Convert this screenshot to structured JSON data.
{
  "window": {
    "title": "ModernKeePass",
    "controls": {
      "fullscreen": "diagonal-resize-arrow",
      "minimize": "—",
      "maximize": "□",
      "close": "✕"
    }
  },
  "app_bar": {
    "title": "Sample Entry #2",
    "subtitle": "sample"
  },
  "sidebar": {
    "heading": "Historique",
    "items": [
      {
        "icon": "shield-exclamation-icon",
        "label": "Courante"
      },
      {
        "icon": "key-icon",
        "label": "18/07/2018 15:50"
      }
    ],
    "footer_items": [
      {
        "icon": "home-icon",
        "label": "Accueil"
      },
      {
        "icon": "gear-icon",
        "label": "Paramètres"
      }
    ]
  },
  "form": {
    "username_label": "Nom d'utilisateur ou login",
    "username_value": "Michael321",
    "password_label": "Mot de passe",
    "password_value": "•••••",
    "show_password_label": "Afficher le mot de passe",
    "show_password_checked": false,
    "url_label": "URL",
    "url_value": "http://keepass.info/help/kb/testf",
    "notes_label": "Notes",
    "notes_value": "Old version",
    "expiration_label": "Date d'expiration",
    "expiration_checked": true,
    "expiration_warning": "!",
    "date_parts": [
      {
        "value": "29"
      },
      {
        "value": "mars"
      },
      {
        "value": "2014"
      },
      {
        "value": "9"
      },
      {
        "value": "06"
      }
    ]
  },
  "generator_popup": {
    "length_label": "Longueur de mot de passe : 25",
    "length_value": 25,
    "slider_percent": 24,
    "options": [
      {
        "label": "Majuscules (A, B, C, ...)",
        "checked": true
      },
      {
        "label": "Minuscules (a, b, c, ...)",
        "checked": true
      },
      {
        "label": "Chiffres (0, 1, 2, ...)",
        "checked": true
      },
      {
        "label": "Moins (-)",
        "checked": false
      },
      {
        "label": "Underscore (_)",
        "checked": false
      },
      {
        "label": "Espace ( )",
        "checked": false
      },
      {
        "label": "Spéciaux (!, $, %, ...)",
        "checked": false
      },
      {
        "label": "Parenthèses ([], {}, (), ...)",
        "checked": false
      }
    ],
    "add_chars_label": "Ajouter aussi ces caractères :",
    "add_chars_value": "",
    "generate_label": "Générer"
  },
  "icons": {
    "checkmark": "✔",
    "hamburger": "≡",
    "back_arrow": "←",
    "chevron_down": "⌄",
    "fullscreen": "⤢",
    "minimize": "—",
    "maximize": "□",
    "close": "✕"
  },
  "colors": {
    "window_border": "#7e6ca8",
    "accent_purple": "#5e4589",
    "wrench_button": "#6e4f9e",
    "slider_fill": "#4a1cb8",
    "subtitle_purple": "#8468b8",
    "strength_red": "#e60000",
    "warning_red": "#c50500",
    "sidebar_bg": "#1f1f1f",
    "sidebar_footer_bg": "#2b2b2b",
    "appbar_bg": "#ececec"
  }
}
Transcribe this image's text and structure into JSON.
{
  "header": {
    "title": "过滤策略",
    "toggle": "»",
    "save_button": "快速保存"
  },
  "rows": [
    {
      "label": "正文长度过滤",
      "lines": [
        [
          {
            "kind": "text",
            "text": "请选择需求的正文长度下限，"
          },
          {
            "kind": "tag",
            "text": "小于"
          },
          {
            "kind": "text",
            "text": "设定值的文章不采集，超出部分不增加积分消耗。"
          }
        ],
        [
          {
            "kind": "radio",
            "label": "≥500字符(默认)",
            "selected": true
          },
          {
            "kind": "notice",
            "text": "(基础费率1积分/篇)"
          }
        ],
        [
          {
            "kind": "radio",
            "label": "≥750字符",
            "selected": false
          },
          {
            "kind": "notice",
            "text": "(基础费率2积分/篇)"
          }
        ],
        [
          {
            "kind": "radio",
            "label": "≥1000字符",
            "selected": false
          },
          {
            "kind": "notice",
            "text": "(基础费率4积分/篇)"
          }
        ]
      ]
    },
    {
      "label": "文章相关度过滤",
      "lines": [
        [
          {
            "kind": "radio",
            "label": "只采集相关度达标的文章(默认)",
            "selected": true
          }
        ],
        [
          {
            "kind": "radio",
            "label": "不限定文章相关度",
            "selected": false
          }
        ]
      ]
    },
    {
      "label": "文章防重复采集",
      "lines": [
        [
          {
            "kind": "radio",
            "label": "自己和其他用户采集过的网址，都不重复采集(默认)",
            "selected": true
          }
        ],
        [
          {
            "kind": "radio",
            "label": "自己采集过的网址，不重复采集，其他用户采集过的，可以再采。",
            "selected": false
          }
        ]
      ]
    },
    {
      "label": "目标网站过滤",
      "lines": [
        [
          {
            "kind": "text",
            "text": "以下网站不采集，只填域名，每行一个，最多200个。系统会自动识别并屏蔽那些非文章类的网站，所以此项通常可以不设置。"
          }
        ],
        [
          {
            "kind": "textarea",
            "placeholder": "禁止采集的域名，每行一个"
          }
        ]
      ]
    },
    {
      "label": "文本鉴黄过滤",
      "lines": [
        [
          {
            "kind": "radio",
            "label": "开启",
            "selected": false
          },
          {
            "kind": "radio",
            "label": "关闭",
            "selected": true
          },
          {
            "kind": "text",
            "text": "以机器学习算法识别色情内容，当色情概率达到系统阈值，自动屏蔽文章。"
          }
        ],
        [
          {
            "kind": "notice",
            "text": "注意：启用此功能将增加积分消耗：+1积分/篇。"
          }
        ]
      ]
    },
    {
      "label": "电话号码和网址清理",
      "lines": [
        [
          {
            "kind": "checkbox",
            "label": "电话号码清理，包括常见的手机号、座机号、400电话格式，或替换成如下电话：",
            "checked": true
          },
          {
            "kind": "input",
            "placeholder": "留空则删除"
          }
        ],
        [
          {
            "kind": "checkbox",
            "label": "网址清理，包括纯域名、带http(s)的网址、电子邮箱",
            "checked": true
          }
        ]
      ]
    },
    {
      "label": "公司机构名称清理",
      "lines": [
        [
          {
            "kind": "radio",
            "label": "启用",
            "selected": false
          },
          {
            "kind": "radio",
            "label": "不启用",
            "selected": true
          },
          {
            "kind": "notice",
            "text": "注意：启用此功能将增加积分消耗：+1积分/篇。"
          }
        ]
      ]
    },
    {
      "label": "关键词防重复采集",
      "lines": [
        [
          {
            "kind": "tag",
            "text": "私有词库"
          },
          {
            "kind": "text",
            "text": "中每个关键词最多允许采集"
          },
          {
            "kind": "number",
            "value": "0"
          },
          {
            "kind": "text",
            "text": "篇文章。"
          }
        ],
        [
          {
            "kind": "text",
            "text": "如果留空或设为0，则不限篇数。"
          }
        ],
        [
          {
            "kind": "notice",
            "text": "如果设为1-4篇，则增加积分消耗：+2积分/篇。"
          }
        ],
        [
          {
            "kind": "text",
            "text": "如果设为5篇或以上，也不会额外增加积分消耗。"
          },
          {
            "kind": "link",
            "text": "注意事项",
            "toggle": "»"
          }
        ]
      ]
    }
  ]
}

--------------------

* [WRITTEN EXERCISE]: Copy out every line of the listing that contains the string "JSON".

* [SOLUTION TO THIS EXERCISE]:
Convert this screenshot to structured JSON data.
Transcribe this image's text and structure into JSON.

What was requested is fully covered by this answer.